EXTRACTED ENTRIES
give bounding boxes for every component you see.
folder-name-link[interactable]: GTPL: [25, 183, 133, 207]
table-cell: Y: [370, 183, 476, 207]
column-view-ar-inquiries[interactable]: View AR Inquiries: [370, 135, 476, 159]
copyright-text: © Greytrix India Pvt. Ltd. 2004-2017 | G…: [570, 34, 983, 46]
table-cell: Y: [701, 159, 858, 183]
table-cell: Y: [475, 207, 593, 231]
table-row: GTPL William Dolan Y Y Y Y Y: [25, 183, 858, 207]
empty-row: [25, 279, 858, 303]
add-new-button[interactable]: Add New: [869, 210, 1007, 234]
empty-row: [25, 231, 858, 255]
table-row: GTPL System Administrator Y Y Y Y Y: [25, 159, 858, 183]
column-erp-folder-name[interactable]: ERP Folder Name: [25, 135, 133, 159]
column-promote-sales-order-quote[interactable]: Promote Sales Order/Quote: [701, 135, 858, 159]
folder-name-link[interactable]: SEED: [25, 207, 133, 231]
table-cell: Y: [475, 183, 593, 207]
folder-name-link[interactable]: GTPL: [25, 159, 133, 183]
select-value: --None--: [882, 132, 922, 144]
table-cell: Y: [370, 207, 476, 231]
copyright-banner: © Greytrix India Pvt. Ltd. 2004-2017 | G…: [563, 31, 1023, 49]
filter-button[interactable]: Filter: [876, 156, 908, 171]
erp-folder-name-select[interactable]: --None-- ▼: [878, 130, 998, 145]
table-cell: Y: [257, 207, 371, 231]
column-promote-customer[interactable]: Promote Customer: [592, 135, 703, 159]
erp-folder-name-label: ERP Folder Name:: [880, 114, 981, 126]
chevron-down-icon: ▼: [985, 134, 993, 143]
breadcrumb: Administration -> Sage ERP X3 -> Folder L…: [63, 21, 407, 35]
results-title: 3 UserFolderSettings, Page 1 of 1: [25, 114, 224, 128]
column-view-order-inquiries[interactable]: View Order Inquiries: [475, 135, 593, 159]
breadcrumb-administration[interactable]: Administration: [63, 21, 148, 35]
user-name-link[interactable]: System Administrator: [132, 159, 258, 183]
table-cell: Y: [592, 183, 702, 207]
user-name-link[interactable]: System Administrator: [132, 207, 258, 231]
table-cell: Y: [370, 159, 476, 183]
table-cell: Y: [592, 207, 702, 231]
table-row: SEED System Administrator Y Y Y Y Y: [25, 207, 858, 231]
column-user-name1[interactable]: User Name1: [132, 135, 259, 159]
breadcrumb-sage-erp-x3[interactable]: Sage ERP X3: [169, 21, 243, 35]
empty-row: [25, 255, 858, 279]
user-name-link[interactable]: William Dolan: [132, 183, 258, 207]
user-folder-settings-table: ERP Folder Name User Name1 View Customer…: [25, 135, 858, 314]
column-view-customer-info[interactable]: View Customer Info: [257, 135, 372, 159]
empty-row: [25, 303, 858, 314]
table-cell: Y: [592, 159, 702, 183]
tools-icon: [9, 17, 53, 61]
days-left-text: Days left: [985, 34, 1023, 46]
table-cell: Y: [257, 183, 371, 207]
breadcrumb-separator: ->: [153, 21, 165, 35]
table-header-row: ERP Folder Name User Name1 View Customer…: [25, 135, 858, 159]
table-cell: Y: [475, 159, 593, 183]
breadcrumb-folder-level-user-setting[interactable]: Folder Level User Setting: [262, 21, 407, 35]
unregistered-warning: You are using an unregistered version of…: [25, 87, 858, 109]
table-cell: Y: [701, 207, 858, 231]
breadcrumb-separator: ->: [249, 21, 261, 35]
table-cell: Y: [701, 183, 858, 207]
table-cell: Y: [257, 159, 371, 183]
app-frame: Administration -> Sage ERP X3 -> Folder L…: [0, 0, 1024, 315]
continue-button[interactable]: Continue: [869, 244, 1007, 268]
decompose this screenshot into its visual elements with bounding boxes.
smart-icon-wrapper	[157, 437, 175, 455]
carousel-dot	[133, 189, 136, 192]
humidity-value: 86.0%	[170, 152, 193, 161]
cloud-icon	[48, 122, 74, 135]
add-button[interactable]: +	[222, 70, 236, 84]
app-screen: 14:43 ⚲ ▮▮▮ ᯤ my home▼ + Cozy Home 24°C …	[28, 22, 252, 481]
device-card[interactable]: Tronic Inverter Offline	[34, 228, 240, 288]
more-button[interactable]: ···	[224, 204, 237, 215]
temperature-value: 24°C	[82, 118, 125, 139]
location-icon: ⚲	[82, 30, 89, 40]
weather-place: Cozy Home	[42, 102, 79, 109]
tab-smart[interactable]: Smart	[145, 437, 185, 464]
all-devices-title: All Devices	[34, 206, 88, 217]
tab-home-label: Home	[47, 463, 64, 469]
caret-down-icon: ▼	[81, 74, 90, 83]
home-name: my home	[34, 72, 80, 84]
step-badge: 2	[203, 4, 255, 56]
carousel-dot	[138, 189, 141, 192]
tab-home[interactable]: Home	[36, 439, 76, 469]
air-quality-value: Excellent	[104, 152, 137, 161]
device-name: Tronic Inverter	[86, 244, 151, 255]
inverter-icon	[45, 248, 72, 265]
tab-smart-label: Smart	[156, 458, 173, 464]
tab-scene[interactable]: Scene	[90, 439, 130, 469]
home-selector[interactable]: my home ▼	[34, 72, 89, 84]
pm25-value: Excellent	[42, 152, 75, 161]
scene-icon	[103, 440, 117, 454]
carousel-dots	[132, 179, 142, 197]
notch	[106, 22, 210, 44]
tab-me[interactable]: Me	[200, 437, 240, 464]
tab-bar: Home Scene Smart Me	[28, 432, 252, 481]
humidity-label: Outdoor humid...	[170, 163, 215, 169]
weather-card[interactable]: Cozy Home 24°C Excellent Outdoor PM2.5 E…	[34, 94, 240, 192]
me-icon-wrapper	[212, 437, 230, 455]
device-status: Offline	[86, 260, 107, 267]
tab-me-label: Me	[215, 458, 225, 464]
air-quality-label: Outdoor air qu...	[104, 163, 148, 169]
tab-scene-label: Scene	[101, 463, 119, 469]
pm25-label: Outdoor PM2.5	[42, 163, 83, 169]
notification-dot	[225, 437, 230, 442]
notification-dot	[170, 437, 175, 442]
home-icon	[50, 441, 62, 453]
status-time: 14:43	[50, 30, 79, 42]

--

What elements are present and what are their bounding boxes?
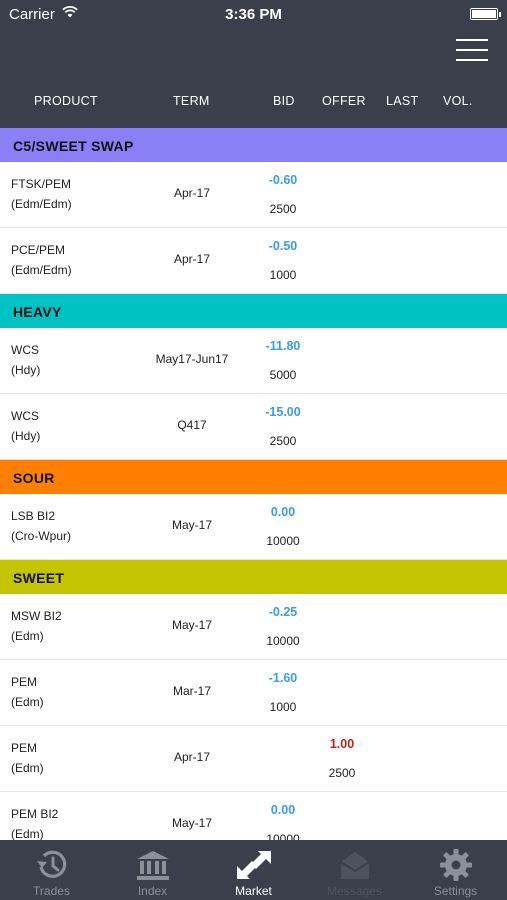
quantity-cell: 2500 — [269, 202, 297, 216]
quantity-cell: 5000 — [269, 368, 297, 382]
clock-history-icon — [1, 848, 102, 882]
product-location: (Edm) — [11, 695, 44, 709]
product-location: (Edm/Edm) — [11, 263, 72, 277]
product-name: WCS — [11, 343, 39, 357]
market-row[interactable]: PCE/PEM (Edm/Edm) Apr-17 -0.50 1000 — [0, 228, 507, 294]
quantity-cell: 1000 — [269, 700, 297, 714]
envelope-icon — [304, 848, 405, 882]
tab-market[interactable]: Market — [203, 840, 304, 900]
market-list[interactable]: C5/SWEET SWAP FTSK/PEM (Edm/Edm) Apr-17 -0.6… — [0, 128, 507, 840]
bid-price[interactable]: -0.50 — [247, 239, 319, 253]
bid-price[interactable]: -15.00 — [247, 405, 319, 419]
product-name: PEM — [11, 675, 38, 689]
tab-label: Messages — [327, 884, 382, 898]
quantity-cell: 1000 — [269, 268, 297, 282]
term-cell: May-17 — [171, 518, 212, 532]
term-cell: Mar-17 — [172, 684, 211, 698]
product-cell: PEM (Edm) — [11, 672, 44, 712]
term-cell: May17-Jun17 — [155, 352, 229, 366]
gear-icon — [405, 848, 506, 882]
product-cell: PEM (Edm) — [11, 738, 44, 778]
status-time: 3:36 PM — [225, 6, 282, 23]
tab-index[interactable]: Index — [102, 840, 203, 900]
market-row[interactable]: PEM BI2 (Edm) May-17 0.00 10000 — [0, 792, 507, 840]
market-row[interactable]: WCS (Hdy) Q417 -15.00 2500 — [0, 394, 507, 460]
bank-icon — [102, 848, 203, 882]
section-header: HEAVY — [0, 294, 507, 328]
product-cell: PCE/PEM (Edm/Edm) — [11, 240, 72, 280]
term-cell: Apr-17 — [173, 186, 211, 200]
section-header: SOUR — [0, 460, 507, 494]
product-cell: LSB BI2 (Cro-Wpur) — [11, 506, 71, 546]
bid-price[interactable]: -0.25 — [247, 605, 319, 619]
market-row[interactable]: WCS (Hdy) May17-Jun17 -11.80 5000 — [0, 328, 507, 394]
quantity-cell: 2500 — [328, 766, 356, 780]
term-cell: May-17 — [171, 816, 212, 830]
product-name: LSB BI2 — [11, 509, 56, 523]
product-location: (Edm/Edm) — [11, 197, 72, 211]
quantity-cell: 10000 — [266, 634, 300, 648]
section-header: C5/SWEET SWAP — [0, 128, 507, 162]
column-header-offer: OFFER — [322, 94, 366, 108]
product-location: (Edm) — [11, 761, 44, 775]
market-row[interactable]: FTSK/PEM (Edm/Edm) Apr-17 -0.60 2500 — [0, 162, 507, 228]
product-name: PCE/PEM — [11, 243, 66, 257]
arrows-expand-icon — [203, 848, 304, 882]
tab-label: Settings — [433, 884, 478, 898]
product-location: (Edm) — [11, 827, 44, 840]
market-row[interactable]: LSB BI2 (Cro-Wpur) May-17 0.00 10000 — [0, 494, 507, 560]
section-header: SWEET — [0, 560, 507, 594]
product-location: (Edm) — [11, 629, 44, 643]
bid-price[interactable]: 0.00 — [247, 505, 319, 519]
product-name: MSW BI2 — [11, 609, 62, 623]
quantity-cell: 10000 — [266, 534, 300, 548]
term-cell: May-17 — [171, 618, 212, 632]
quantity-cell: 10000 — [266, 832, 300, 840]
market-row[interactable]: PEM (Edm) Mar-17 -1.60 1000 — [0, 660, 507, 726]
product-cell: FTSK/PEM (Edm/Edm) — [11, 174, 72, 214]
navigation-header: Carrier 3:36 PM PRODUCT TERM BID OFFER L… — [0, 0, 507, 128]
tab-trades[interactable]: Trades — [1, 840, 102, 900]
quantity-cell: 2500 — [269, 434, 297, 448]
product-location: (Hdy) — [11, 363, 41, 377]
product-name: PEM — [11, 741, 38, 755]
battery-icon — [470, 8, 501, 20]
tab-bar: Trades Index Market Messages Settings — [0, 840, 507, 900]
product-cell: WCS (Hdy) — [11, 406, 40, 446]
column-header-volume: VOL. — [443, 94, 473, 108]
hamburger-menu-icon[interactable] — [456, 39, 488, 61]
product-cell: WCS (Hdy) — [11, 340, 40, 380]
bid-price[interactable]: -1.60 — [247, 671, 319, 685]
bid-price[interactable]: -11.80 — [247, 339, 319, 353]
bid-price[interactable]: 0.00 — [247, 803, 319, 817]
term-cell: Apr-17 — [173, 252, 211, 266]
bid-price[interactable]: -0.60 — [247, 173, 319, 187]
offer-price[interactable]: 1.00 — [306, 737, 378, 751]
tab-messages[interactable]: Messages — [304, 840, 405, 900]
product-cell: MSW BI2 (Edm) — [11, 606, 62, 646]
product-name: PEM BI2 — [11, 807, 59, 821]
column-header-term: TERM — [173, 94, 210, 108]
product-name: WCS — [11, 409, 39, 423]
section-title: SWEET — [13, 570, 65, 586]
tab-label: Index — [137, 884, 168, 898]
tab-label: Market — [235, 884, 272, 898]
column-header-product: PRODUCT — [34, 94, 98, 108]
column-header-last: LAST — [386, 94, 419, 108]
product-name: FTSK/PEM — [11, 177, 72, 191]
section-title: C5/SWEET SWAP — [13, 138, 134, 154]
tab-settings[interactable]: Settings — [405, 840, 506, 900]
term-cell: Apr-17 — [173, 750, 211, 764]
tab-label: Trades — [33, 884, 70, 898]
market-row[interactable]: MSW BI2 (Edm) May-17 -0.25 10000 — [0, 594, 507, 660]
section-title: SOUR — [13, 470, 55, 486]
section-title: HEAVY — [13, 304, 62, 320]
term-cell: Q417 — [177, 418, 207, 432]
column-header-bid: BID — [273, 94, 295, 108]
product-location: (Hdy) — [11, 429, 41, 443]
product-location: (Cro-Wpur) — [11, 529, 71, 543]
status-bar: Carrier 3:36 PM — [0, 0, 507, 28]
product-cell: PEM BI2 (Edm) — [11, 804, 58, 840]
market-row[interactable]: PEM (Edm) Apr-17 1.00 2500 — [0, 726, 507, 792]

WHAT YOU NEED TO DO
How many lines of the data above contain the string "button", counting only matches in the same case? Reply with the number alone.

SOLUTION TO THE PROBLEM
5